## Page excerpt:
• • • • • • •

Sales-Lead Management

MarketSoft to help route customers

By Jeff Sweat

Related links:
  • QAD Adds Sales-Force Automation To Its Product Line

  • Siebel Branches Out

  • M arketSoft Corp. this week will introduce software that helps businesses pass leads to internal salespeople and channel partners. The startup's eLeads software fills what it says is a huge gap: Only 10% to 30% of all sales leads are acted on, and a mere 5% of them are acted on by channel partners, the company says.

    Sue Stitt, a customer-relationship management project manager for Compaq, which is evaluating the software, says lead management is critical. "Opportunities are not [regularly] delivered to someone who can do something about it," she says. As a result, sales leads, such as those garnered from trade shows, are wasted because no one follows up quickly enough and the leads become stale. "You spend big money to get a booth, and the list is still sitting there a month later," Stitt says.

    The software is designed to help salespeople get those leads almost instantaneously and contact potential customers within 24 hours. It lets companies transmit leads electronically to the appropriate salesperson-via front-office and contact-management packages such as Siebel 99, Symantec Act!, and Microsoft Outlook-rather than through slower telephone, mail, and fax services.

• • • • • • •

Items from a dataset:
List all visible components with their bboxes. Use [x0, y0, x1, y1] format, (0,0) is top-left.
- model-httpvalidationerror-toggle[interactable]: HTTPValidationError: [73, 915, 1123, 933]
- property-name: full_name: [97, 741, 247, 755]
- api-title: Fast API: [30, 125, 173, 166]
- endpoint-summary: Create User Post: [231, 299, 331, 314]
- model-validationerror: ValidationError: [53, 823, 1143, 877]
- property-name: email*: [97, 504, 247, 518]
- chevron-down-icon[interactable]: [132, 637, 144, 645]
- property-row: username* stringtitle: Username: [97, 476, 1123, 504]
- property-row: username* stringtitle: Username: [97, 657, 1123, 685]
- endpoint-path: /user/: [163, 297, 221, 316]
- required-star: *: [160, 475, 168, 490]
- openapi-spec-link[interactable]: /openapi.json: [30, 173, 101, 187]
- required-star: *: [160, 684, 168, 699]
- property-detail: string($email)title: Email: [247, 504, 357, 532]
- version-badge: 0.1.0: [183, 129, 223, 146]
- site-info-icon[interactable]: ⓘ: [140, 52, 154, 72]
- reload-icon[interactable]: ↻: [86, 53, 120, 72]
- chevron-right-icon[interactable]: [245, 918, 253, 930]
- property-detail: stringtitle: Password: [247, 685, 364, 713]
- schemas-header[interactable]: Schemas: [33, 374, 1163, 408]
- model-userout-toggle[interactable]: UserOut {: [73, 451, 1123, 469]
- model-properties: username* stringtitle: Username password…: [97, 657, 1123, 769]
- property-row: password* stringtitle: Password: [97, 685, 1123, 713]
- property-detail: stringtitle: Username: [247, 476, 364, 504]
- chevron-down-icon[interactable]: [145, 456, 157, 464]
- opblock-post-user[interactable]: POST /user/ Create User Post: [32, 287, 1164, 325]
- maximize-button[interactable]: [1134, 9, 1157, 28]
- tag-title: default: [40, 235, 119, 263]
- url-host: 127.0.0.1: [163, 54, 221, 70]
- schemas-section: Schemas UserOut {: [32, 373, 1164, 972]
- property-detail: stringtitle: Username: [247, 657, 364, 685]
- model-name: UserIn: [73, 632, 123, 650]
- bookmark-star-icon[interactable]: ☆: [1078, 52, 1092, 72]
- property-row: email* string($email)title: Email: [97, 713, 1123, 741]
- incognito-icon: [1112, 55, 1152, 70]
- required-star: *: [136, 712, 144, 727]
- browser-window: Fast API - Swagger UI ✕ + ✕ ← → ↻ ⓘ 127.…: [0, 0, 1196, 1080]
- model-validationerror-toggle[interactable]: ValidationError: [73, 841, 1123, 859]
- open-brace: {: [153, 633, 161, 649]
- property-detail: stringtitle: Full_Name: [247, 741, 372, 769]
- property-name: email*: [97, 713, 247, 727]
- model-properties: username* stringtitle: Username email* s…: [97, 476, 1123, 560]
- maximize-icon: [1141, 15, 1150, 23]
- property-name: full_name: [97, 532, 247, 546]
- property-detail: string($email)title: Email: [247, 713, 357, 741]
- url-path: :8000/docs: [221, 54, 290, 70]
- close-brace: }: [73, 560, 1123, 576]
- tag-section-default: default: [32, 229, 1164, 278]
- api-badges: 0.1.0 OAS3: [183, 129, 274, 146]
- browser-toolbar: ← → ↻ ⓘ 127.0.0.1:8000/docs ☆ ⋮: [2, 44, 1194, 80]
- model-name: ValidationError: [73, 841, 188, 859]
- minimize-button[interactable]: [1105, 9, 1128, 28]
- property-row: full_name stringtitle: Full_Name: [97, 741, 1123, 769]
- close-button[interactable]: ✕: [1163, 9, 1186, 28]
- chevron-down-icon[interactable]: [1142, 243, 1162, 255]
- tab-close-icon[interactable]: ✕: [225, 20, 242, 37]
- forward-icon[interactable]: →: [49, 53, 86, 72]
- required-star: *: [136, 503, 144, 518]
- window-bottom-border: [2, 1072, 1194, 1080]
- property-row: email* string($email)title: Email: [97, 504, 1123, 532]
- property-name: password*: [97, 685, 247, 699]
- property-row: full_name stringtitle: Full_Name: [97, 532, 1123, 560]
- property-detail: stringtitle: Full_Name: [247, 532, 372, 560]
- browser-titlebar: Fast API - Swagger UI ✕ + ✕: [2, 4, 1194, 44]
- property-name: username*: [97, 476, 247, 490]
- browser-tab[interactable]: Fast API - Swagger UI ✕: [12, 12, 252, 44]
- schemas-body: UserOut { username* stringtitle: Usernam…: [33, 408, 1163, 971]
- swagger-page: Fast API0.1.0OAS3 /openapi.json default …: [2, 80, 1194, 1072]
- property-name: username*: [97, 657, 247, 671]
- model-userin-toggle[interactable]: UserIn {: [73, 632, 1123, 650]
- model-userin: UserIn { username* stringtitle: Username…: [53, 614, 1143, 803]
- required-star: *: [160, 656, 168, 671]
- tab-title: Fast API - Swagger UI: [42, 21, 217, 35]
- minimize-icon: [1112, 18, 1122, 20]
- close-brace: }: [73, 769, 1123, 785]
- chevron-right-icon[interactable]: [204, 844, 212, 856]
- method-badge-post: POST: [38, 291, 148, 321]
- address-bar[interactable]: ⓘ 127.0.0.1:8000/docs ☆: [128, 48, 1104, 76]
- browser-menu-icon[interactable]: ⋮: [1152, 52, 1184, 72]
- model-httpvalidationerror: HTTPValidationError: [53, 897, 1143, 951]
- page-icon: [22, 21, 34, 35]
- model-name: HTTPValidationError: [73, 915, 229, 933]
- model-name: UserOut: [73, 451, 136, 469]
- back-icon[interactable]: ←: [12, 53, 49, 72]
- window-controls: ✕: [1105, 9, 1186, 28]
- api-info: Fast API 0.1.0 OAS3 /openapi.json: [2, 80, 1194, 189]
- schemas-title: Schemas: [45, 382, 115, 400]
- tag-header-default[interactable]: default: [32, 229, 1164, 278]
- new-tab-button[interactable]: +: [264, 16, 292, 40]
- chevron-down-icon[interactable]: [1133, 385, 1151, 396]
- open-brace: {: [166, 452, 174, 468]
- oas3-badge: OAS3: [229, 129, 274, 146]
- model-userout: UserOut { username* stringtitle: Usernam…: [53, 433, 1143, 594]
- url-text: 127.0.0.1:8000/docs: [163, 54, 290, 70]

• • • • • • •

## Required actions:
1. Answer these questions about the article on sales-lead management.
(a) According to the company, what share of sales leads are acted on by channel partners?
(b) Which company is evaluating the software?
(c) Within what period is the software meant to help salespeople contact potential customers?
2. Carry on the article about MarketSoft's sales-lead software, starting after its last sentence.

## Answers to this exercise:
1.
(a) 5%
(b) Compaq
(c) Within 24 hours

2.
    For instance, when prospects swipe their badges at trade shows, the data can be sent to a MarketSoft server, which will route the lead to an appropriate salesperson in the customer's region or product area. The software can also flesh out leads with order forms, price quotes, and customer information from Dun & Bradstreet. It can then track the leads, letting managers see what a salesperson has done with them and which salespeople are most effective.

    MarketSoft says eLeads-which works over the Web-is particularly suited for companies with large indirect sales channels, where it's more difficult to determine what salespeople are doing with their leads. Stitt says the software could help Compaq, which has a huge indirect channel, manage leads generated from campaigns run by the company and its distributors.

    The software is available immediately, starting at $100,000. A hosted service starts at $10,000 per month with a six-month minimum.